Material for the task:
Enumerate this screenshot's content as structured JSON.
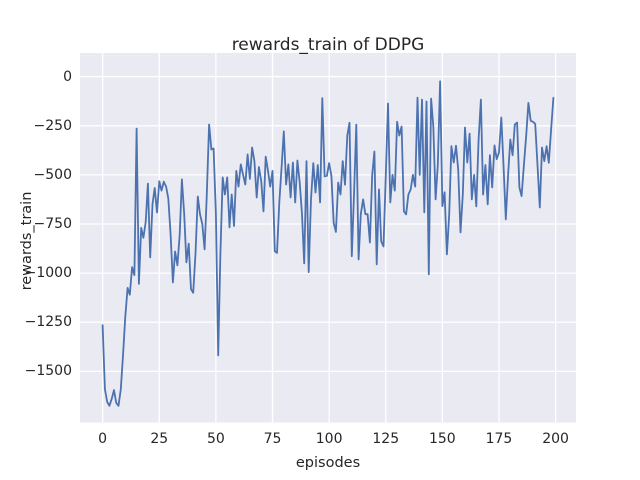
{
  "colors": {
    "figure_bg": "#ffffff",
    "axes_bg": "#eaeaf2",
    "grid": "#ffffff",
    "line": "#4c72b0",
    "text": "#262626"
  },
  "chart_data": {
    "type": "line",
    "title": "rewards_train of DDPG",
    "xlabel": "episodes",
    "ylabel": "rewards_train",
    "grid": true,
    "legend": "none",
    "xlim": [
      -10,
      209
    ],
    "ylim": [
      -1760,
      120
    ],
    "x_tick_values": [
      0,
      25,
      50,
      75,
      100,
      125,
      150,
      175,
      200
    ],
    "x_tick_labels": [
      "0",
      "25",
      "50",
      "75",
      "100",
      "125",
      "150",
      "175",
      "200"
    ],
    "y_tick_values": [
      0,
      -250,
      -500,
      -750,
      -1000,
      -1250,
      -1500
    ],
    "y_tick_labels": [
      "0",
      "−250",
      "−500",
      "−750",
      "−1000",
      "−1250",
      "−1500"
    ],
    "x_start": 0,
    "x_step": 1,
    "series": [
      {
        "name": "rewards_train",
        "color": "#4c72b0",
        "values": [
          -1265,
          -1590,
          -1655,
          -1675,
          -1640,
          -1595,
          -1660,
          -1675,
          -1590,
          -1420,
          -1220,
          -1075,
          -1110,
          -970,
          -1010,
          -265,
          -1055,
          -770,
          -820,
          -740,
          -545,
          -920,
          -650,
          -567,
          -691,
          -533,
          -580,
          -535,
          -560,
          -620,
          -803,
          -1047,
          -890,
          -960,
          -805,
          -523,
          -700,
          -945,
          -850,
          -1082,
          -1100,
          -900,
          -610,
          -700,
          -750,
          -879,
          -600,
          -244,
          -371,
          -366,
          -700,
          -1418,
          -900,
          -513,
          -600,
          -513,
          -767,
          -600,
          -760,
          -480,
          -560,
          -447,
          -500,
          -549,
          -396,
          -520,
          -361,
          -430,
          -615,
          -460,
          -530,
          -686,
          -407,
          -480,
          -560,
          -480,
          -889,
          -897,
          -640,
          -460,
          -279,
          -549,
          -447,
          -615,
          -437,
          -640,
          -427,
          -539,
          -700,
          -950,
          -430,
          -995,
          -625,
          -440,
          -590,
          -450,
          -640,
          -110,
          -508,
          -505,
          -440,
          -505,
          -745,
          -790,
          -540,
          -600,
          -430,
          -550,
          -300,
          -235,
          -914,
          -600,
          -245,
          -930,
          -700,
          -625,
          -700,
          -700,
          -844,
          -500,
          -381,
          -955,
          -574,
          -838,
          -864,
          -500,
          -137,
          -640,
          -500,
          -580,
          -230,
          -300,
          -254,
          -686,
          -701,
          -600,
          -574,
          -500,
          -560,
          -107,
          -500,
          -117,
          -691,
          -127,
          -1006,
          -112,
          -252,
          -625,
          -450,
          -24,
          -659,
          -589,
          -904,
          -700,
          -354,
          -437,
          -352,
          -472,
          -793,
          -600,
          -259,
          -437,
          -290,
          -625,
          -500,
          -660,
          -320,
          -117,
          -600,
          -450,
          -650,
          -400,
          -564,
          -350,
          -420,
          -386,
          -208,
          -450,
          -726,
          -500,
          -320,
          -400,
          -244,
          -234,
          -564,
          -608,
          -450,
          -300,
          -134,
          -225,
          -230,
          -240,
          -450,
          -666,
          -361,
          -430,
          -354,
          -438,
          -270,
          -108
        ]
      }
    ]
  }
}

Task brief: Reproduce the whole listing exactly, but not the images in it.

Finished task:
Enumerate this screenshot's content as structured JSON.
{
  "colors": {
    "figure_bg": "#ffffff",
    "axes_bg": "#eaeaf2",
    "grid": "#ffffff",
    "line": "#4c72b0",
    "text": "#262626"
  },
  "chart_data": {
    "type": "line",
    "title": "rewards_train of DDPG",
    "xlabel": "episodes",
    "ylabel": "rewards_train",
    "grid": true,
    "legend": "none",
    "xlim": [
      -10,
      209
    ],
    "ylim": [
      -1760,
      120
    ],
    "x_tick_values": [
      0,
      25,
      50,
      75,
      100,
      125,
      150,
      175,
      200
    ],
    "x_tick_labels": [
      "0",
      "25",
      "50",
      "75",
      "100",
      "125",
      "150",
      "175",
      "200"
    ],
    "y_tick_values": [
      0,
      -250,
      -500,
      -750,
      -1000,
      -1250,
      -1500
    ],
    "y_tick_labels": [
      "0",
      "−250",
      "−500",
      "−750",
      "−1000",
      "−1250",
      "−1500"
    ],
    "x_start": 0,
    "x_step": 1,
    "series": [
      {
        "name": "rewards_train",
        "color": "#4c72b0",
        "values": [
          -1265,
          -1590,
          -1655,
          -1675,
          -1640,
          -1595,
          -1660,
          -1675,
          -1590,
          -1420,
          -1220,
          -1075,
          -1110,
          -970,
          -1010,
          -265,
          -1055,
          -770,
          -820,
          -740,
          -545,
          -920,
          -650,
          -567,
          -691,
          -533,
          -580,
          -535,
          -560,
          -620,
          -803,
          -1047,
          -890,
          -960,
          -805,
          -523,
          -700,
          -945,
          -850,
          -1082,
          -1100,
          -900,
          -610,
          -700,
          -750,
          -879,
          -600,
          -244,
          -371,
          -366,
          -700,
          -1418,
          -900,
          -513,
          -600,
          -513,
          -767,
          -600,
          -760,
          -480,
          -560,
          -447,
          -500,
          -549,
          -396,
          -520,
          -361,
          -430,
          -615,
          -460,
          -530,
          -686,
          -407,
          -480,
          -560,
          -480,
          -889,
          -897,
          -640,
          -460,
          -279,
          -549,
          -447,
          -615,
          -437,
          -640,
          -427,
          -539,
          -700,
          -950,
          -430,
          -995,
          -625,
          -440,
          -590,
          -450,
          -640,
          -110,
          -508,
          -505,
          -440,
          -505,
          -745,
          -790,
          -540,
          -600,
          -430,
          -550,
          -300,
          -235,
          -914,
          -600,
          -245,
          -930,
          -700,
          -625,
          -700,
          -700,
          -844,
          -500,
          -381,
          -955,
          -574,
          -838,
          -864,
          -500,
          -137,
          -640,
          -500,
          -580,
          -230,
          -300,
          -254,
          -686,
          -701,
          -600,
          -574,
          -500,
          -560,
          -107,
          -500,
          -117,
          -691,
          -127,
          -1006,
          -112,
          -252,
          -625,
          -450,
          -24,
          -659,
          -589,
          -904,
          -700,
          -354,
          -437,
          -352,
          -472,
          -793,
          -600,
          -259,
          -437,
          -290,
          -625,
          -500,
          -660,
          -320,
          -117,
          -600,
          -450,
          -650,
          -400,
          -564,
          -350,
          -420,
          -386,
          -208,
          -450,
          -726,
          -500,
          -320,
          -400,
          -244,
          -234,
          -564,
          -608,
          -450,
          -300,
          -134,
          -225,
          -230,
          -240,
          -450,
          -666,
          -361,
          -430,
          -354,
          -438,
          -270,
          -108
        ]
      }
    ]
  }
}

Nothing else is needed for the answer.